**Short task:**
Each line of the material below that holds the word "лицу" needs to be copied.

**Data entries:**
◆ ◆ ◆ ◆ ◆ ◆ ◆
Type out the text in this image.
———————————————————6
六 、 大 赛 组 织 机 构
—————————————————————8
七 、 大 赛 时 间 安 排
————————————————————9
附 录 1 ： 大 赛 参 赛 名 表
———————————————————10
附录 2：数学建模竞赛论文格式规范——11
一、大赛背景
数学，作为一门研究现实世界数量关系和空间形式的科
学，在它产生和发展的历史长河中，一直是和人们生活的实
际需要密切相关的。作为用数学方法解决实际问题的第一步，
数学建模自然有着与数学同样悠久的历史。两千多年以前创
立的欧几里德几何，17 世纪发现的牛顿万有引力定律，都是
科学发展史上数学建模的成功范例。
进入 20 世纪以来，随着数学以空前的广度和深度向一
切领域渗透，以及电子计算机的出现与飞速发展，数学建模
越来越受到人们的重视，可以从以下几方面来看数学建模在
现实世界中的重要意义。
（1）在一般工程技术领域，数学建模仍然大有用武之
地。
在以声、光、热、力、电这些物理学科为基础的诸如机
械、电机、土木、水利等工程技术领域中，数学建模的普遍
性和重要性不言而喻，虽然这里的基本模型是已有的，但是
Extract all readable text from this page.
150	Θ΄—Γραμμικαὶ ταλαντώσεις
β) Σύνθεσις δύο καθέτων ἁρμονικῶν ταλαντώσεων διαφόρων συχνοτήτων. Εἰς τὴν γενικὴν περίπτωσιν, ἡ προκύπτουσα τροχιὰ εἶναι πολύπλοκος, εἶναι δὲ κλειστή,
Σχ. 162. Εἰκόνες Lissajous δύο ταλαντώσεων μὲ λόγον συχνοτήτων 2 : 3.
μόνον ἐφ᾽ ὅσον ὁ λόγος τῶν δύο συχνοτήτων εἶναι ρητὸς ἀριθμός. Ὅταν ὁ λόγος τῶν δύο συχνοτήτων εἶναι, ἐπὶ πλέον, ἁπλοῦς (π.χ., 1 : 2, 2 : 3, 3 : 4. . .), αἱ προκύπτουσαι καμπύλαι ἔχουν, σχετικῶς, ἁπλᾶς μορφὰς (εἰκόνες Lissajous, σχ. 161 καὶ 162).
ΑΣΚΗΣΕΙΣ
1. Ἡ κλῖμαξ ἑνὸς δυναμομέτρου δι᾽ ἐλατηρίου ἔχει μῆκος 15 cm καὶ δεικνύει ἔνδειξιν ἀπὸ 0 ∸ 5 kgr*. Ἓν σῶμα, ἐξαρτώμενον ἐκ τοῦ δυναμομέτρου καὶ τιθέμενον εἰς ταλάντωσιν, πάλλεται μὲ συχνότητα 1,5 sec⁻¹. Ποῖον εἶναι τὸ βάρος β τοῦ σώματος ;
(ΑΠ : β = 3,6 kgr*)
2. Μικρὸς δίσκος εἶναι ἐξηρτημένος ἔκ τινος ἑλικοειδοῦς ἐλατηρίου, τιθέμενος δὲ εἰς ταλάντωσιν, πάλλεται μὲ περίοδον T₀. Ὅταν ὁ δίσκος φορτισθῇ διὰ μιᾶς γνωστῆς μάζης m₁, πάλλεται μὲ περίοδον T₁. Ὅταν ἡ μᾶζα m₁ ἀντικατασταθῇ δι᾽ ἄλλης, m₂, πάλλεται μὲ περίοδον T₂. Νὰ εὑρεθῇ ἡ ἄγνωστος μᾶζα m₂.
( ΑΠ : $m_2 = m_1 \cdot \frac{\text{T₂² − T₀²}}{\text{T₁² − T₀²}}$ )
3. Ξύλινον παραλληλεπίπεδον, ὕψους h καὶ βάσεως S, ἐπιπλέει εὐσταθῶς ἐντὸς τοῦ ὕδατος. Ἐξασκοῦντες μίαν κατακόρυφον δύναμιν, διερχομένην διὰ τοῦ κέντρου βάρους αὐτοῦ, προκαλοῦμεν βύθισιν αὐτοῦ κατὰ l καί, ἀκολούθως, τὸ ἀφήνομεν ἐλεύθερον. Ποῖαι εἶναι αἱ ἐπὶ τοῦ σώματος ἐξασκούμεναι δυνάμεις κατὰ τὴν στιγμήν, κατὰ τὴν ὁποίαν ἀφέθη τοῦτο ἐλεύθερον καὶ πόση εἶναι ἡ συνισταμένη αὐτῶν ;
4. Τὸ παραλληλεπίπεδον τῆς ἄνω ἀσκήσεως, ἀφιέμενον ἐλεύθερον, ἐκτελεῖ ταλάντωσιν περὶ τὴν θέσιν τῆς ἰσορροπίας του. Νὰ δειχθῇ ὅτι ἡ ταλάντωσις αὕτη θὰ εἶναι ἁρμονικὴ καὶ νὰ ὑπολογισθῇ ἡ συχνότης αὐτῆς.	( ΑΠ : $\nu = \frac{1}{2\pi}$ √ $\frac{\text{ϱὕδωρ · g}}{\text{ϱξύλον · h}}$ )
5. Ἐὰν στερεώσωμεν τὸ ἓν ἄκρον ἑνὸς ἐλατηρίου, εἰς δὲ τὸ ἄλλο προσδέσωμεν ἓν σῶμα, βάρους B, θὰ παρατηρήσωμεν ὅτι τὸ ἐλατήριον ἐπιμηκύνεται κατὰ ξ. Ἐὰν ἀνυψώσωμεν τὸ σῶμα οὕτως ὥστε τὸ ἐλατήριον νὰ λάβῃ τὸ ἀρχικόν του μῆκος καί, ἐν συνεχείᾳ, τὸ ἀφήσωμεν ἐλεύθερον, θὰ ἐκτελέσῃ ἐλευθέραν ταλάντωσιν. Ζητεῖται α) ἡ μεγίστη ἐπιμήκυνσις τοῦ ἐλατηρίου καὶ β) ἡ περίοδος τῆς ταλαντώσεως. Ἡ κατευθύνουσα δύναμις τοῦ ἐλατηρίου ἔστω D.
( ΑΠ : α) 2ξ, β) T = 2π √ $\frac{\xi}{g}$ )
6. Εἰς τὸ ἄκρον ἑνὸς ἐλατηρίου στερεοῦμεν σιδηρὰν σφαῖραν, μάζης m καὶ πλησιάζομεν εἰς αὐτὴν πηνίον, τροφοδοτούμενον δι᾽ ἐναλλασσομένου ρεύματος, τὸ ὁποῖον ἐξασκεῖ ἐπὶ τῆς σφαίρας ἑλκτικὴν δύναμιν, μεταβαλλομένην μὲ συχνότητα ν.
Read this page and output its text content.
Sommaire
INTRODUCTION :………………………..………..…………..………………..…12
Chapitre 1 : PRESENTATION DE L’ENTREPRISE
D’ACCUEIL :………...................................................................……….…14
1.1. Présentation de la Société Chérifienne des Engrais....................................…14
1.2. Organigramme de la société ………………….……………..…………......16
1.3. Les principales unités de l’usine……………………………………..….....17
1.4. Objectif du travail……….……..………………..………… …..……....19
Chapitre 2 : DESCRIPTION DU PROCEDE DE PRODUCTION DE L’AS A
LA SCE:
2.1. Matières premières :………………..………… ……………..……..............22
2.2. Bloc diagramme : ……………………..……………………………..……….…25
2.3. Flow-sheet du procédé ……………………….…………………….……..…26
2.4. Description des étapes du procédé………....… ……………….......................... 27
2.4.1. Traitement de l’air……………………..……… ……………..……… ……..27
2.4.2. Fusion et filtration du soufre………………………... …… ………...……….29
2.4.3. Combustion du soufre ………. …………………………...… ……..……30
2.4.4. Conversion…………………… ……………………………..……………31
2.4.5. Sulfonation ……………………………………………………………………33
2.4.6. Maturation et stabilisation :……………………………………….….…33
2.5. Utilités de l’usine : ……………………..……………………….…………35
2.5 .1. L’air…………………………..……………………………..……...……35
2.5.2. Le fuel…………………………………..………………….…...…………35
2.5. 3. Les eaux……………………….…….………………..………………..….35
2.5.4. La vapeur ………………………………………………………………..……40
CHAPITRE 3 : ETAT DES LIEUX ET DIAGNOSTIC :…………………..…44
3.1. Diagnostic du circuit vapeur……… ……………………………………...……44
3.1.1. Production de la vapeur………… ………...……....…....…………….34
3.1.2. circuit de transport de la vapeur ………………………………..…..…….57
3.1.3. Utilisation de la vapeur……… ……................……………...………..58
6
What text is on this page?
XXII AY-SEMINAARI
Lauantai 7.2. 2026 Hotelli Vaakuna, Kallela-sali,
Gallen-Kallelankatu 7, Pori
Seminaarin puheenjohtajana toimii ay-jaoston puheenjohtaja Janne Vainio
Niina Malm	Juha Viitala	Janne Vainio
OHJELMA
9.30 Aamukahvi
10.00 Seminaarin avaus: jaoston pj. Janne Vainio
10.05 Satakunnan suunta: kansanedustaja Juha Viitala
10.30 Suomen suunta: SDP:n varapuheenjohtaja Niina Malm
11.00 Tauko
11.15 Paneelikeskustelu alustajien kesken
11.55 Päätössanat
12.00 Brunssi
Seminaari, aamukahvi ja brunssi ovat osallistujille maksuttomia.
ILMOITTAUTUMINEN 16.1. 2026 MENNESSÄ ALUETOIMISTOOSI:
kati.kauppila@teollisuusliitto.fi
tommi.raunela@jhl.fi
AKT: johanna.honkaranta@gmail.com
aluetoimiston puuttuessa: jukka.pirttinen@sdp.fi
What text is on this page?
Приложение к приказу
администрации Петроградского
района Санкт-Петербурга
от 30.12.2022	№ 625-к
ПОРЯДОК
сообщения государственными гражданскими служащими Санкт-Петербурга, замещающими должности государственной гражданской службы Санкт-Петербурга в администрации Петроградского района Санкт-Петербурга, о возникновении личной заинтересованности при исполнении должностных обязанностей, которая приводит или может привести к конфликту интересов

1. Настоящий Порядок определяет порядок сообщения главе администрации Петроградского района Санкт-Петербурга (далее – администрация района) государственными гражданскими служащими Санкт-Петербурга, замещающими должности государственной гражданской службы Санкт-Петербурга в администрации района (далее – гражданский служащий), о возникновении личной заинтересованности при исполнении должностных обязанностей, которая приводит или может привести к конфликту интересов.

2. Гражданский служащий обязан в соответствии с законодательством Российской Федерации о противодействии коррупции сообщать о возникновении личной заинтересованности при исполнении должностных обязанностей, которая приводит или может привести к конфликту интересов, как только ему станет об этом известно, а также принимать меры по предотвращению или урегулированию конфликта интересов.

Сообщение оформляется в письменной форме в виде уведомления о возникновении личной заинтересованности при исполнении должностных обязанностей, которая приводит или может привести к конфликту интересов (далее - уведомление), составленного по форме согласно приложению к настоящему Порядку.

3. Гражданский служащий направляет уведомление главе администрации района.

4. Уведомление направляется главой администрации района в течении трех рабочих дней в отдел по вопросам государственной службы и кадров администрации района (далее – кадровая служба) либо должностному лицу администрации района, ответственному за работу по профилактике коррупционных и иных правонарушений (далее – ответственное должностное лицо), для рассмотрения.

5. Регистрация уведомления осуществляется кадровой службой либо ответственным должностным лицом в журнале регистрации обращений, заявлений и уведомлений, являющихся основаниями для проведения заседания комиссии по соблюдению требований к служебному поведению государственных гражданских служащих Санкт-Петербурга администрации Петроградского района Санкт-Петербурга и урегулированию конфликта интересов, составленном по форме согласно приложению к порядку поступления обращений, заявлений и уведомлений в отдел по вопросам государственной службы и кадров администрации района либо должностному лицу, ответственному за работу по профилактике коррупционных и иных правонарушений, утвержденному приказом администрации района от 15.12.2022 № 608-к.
◆ ◆ ◆ ◆ ◆ ◆ ◆
**Response below:**
4. Уведомление направляется главой администрации района в течении трех рабочих дней в отдел по вопросам государственной службы и кадров администрации района (далее – кадровая служба) либо должностному лицу администрации района, ответственному за работу по профилактике коррупционных и иных правонарушений (далее – ответственное должностное лицо), для рассмотрения.
5. Регистрация уведомления осуществляется кадровой службой либо ответственным должностным лицом в журнале регистрации обращений, заявлений и уведомлений, являющихся основаниями для проведения заседания комиссии по соблюдению требований к служебному поведению государственных гражданских служащих Санкт-Петербурга администрации Петроградского района Санкт-Петербурга и урегулированию конфликта интересов, составленном по форме согласно приложению к порядку поступления обращений, заявлений и уведомлений в отдел по вопросам государственной службы и кадров администрации района либо должностному лицу, ответственному за работу по профилактике коррупционных и иных правонарушений, утвержденному приказом администрации района от 15.12.2022 № 608-к.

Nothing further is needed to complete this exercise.